=== Source records ===
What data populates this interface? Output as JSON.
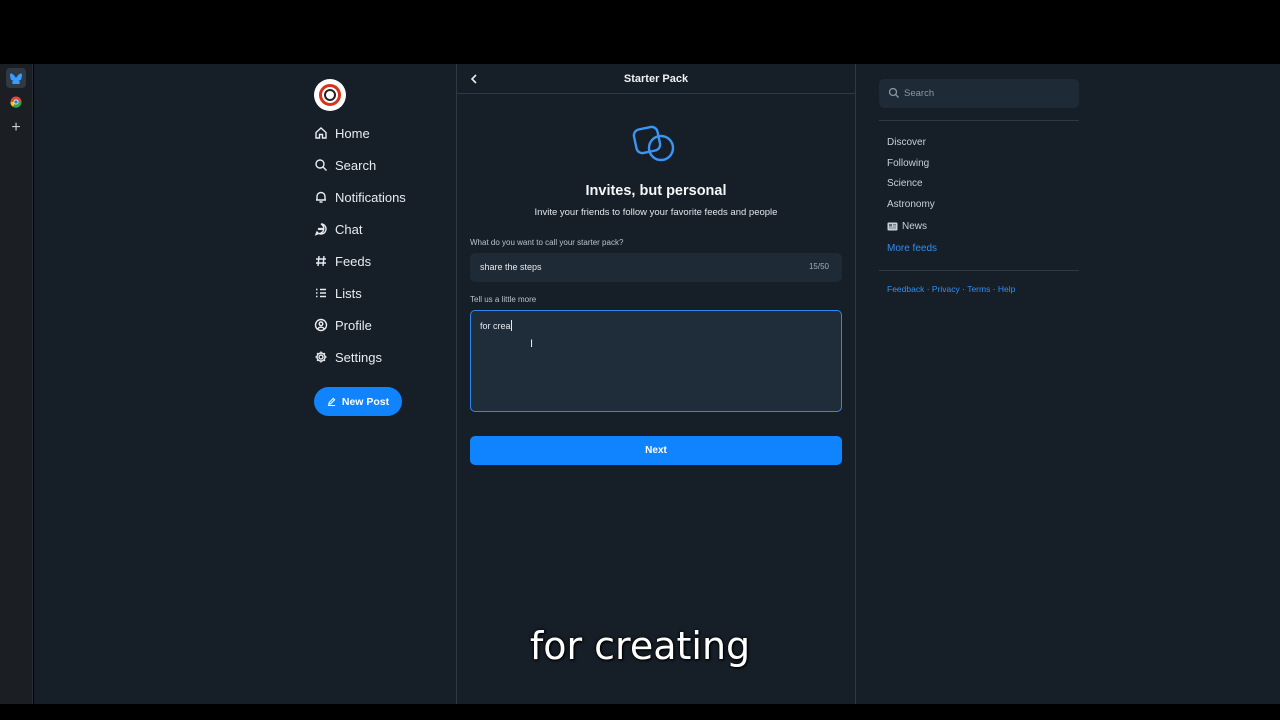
{
  "app": {
    "header_title": "Starter Pack"
  },
  "nav": {
    "items": [
      {
        "label": "Home",
        "icon": "home-icon"
      },
      {
        "label": "Search",
        "icon": "search-icon"
      },
      {
        "label": "Notifications",
        "icon": "bell-icon"
      },
      {
        "label": "Chat",
        "icon": "chat-icon"
      },
      {
        "label": "Feeds",
        "icon": "hash-icon"
      },
      {
        "label": "Lists",
        "icon": "list-icon"
      },
      {
        "label": "Profile",
        "icon": "profile-icon"
      },
      {
        "label": "Settings",
        "icon": "gear-icon"
      }
    ],
    "new_post_label": "New Post"
  },
  "main": {
    "title": "Invites, but personal",
    "subtitle": "Invite your friends to follow your favorite feeds and people",
    "name_label": "What do you want to call your starter pack?",
    "name_value": "share the steps",
    "name_count": "15/50",
    "desc_label": "Tell us a little more",
    "desc_value": "for crea",
    "next_label": "Next"
  },
  "sidebar": {
    "search_placeholder": "Search",
    "feeds": [
      "Discover",
      "Following",
      "Science",
      "Astronomy",
      "News"
    ],
    "more_feeds": "More feeds",
    "footer": [
      "Feedback",
      "Privacy",
      "Terms",
      "Help"
    ],
    "footer_sep": " · "
  },
  "caption": "for creating",
  "colors": {
    "accent": "#1083fe",
    "background": "#161e27",
    "link": "#2f8ff5"
  }
}
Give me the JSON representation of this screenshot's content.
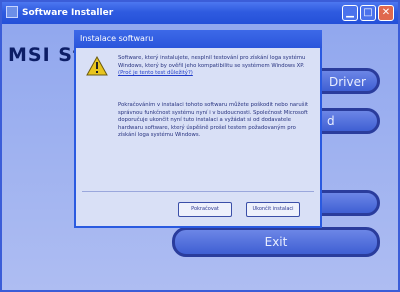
{
  "window": {
    "title": "Software Installer",
    "brand_text": "MSI Star"
  },
  "background_buttons": {
    "driver_label": "Driver",
    "button2_label": "d",
    "button3_label": "",
    "exit_label": "Exit"
  },
  "dialog": {
    "title": "Instalace softwaru",
    "paragraph1_text": "Software, který instalujete, nesplnil testování pro získání loga systému Windows, který by ověřil jeho kompatibilitu se systémem Windows XP.",
    "paragraph1_link": "(Proč je tento test důležitý?)",
    "paragraph2_text": "Pokračováním v instalaci tohoto softwaru můžete poškodit nebo narušit správnou funkčnost systému nyní i v budoucnosti. Společnost Microsoft doporučuje ukončit nyní tuto instalaci a vyžádat si od dodavatele hardwaru software, který úspěšně prošel testem požadovaným pro získání loga systému Windows.",
    "continue_label": "Pokračovat",
    "stop_label": "Ukončit instalaci"
  },
  "colors": {
    "titlebar": "#2f5be0",
    "dialog_bg": "#d9e0f6",
    "warning": "#e8c51f"
  },
  "icons": {
    "app": "installer-icon",
    "warning": "warning-icon",
    "minimize": "minimize-icon",
    "maximize": "maximize-icon",
    "close": "close-icon"
  }
}
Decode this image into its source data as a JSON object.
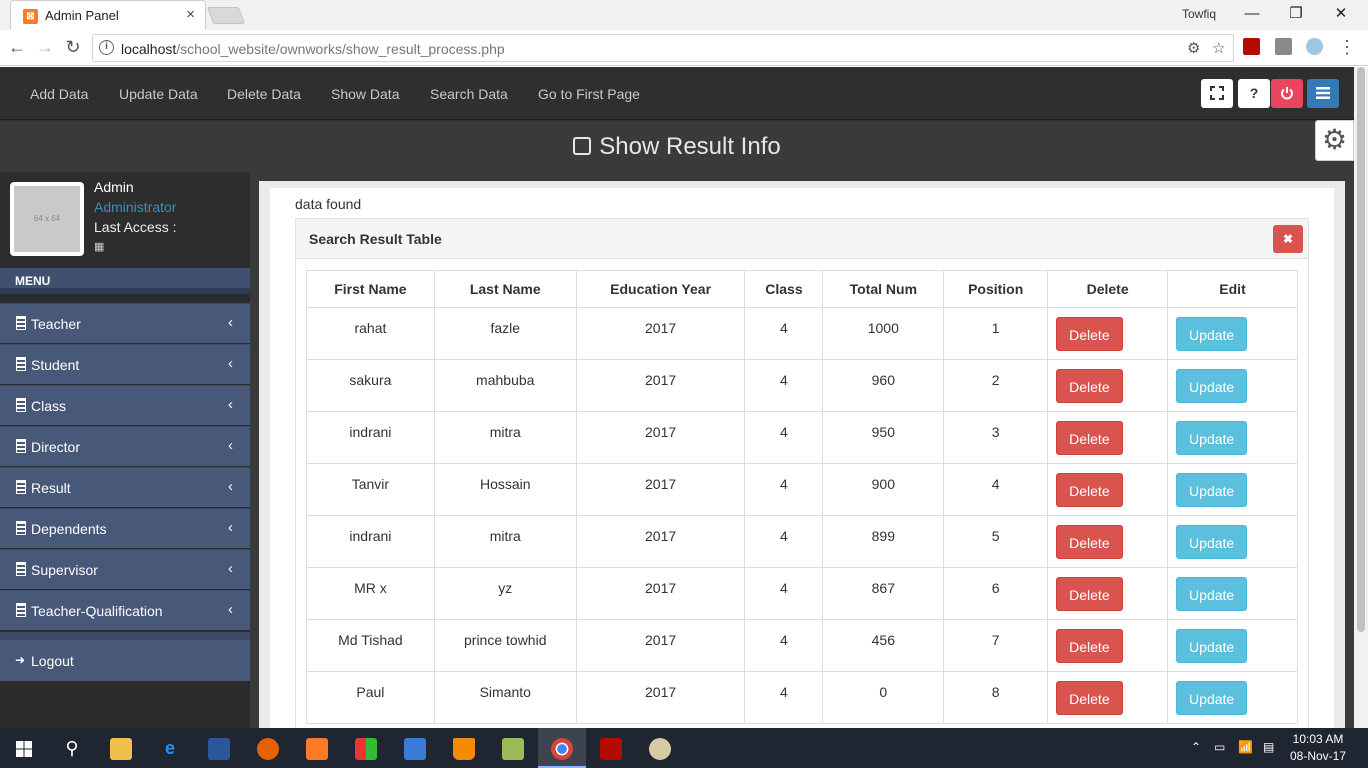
{
  "browser": {
    "tab_title": "Admin Panel",
    "tab_close": "×",
    "profile_name": "Towfiq",
    "url_host": "localhost",
    "url_path": "/school_website/ownworks/show_result_process.php"
  },
  "topnav": {
    "links": [
      "Add Data",
      "Update Data",
      "Delete Data",
      "Show Data",
      "Search Data",
      "Go to First Page"
    ],
    "help_label": "?"
  },
  "page_title": "Show Result Info",
  "sidebar": {
    "avatar_placeholder": "64 x 64",
    "user_name": "Admin",
    "user_role": "Administrator",
    "last_access_label": "Last Access :",
    "menu_header": "MENU",
    "items": [
      {
        "label": "Teacher"
      },
      {
        "label": "Student"
      },
      {
        "label": "Class"
      },
      {
        "label": "Director"
      },
      {
        "label": "Result"
      },
      {
        "label": "Dependents"
      },
      {
        "label": "Supervisor"
      },
      {
        "label": "Teacher-Qualification"
      }
    ],
    "logout_label": "Logout"
  },
  "content": {
    "status_text": "data found",
    "box_title": "Search Result Table",
    "close_label": "✖",
    "columns": [
      "First Name",
      "Last Name",
      "Education Year",
      "Class",
      "Total Num",
      "Position",
      "Delete",
      "Edit"
    ],
    "delete_label": "Delete",
    "update_label": "Update",
    "rows": [
      [
        "rahat",
        "fazle",
        "2017",
        "4",
        "1000",
        "1"
      ],
      [
        "sakura",
        "mahbuba",
        "2017",
        "4",
        "960",
        "2"
      ],
      [
        "indrani",
        "mitra",
        "2017",
        "4",
        "950",
        "3"
      ],
      [
        "Tanvir",
        "Hossain",
        "2017",
        "4",
        "900",
        "4"
      ],
      [
        "indrani",
        "mitra",
        "2017",
        "4",
        "899",
        "5"
      ],
      [
        "MR x",
        "yz",
        "2017",
        "4",
        "867",
        "6"
      ],
      [
        "Md Tishad",
        "prince towhid",
        "2017",
        "4",
        "456",
        "7"
      ],
      [
        "Paul",
        "Simanto",
        "2017",
        "4",
        "0",
        "8"
      ]
    ]
  },
  "taskbar": {
    "time": "10:03 AM",
    "date": "08-Nov-17"
  },
  "colors": {
    "danger": "#d9534f",
    "info": "#5bc0de",
    "sidebar_menu": "#485878",
    "power": "#e94560",
    "menu_btn": "#337ab7"
  }
}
===
→ **Task directions**: Quote the data above in full and without alteration; skip the pictures.

→ **The answer**:
What data populates this interface? Output as JSON.
{
  "app": {
    "header_title": "Starter Pack"
  },
  "nav": {
    "items": [
      {
        "label": "Home",
        "icon": "home-icon"
      },
      {
        "label": "Search",
        "icon": "search-icon"
      },
      {
        "label": "Notifications",
        "icon": "bell-icon"
      },
      {
        "label": "Chat",
        "icon": "chat-icon"
      },
      {
        "label": "Feeds",
        "icon": "hash-icon"
      },
      {
        "label": "Lists",
        "icon": "list-icon"
      },
      {
        "label": "Profile",
        "icon": "profile-icon"
      },
      {
        "label": "Settings",
        "icon": "gear-icon"
      }
    ],
    "new_post_label": "New Post"
  },
  "main": {
    "title": "Invites, but personal",
    "subtitle": "Invite your friends to follow your favorite feeds and people",
    "name_label": "What do you want to call your starter pack?",
    "name_value": "share the steps",
    "name_count": "15/50",
    "desc_label": "Tell us a little more",
    "desc_value": "for crea",
    "next_label": "Next"
  },
  "sidebar": {
    "search_placeholder": "Search",
    "feeds": [
      "Discover",
      "Following",
      "Science",
      "Astronomy",
      "News"
    ],
    "more_feeds": "More feeds",
    "footer": [
      "Feedback",
      "Privacy",
      "Terms",
      "Help"
    ],
    "footer_sep": " · "
  },
  "caption": "for creating",
  "colors": {
    "accent": "#1083fe",
    "background": "#161e27",
    "link": "#2f8ff5"
  }
}
Give me the JSON representation of this screenshot's content.
{
  "window": {
    "title": "Software Installer",
    "brand_text": "MSI Star"
  },
  "background_buttons": {
    "driver_label": "Driver",
    "button2_label": "d",
    "button3_label": "",
    "exit_label": "Exit"
  },
  "dialog": {
    "title": "Instalace softwaru",
    "paragraph1_text": "Software, který instalujete, nesplnil testování pro získání loga systému Windows, který by ověřil jeho kompatibilitu se systémem Windows XP.",
    "paragraph1_link": "(Proč je tento test důležitý?)",
    "paragraph2_text": "Pokračováním v instalaci tohoto softwaru můžete poškodit nebo narušit správnou funkčnost systému nyní i v budoucnosti. Společnost Microsoft doporučuje ukončit nyní tuto instalaci a vyžádat si od dodavatele hardwaru software, který úspěšně prošel testem požadovaným pro získání loga systému Windows.",
    "continue_label": "Pokračovat",
    "stop_label": "Ukončit instalaci"
  },
  "colors": {
    "titlebar": "#2f5be0",
    "dialog_bg": "#d9e0f6",
    "warning": "#e8c51f"
  },
  "icons": {
    "app": "installer-icon",
    "warning": "warning-icon",
    "minimize": "minimize-icon",
    "maximize": "maximize-icon",
    "close": "close-icon"
  }
}
Decode this image into its source data as a JSON object.
{
  "browser": {
    "tab_title": "Admin Panel",
    "tab_close": "×",
    "profile_name": "Towfiq",
    "url_host": "localhost",
    "url_path": "/school_website/ownworks/show_result_process.php"
  },
  "topnav": {
    "links": [
      "Add Data",
      "Update Data",
      "Delete Data",
      "Show Data",
      "Search Data",
      "Go to First Page"
    ],
    "help_label": "?"
  },
  "page_title": "Show Result Info",
  "sidebar": {
    "avatar_placeholder": "64 x 64",
    "user_name": "Admin",
    "user_role": "Administrator",
    "last_access_label": "Last Access :",
    "menu_header": "MENU",
    "items": [
      {
        "label": "Teacher"
      },
      {
        "label": "Student"
      },
      {
        "label": "Class"
      },
      {
        "label": "Director"
      },
      {
        "label": "Result"
      },
      {
        "label": "Dependents"
      },
      {
        "label": "Supervisor"
      },
      {
        "label": "Teacher-Qualification"
      }
    ],
    "logout_label": "Logout"
  },
  "content": {
    "status_text": "data found",
    "box_title": "Search Result Table",
    "close_label": "✖",
    "columns": [
      "First Name",
      "Last Name",
      "Education Year",
      "Class",
      "Total Num",
      "Position",
      "Delete",
      "Edit"
    ],
    "delete_label": "Delete",
    "update_label": "Update",
    "rows": [
      [
        "rahat",
        "fazle",
        "2017",
        "4",
        "1000",
        "1"
      ],
      [
        "sakura",
        "mahbuba",
        "2017",
        "4",
        "960",
        "2"
      ],
      [
        "indrani",
        "mitra",
        "2017",
        "4",
        "950",
        "3"
      ],
      [
        "Tanvir",
        "Hossain",
        "2017",
        "4",
        "900",
        "4"
      ],
      [
        "indrani",
        "mitra",
        "2017",
        "4",
        "899",
        "5"
      ],
      [
        "MR x",
        "yz",
        "2017",
        "4",
        "867",
        "6"
      ],
      [
        "Md Tishad",
        "prince towhid",
        "2017",
        "4",
        "456",
        "7"
      ],
      [
        "Paul",
        "Simanto",
        "2017",
        "4",
        "0",
        "8"
      ]
    ]
  },
  "taskbar": {
    "time": "10:03 AM",
    "date": "08-Nov-17"
  },
  "colors": {
    "danger": "#d9534f",
    "info": "#5bc0de",
    "sidebar_menu": "#485878",
    "power": "#e94560",
    "menu_btn": "#337ab7"
  }
}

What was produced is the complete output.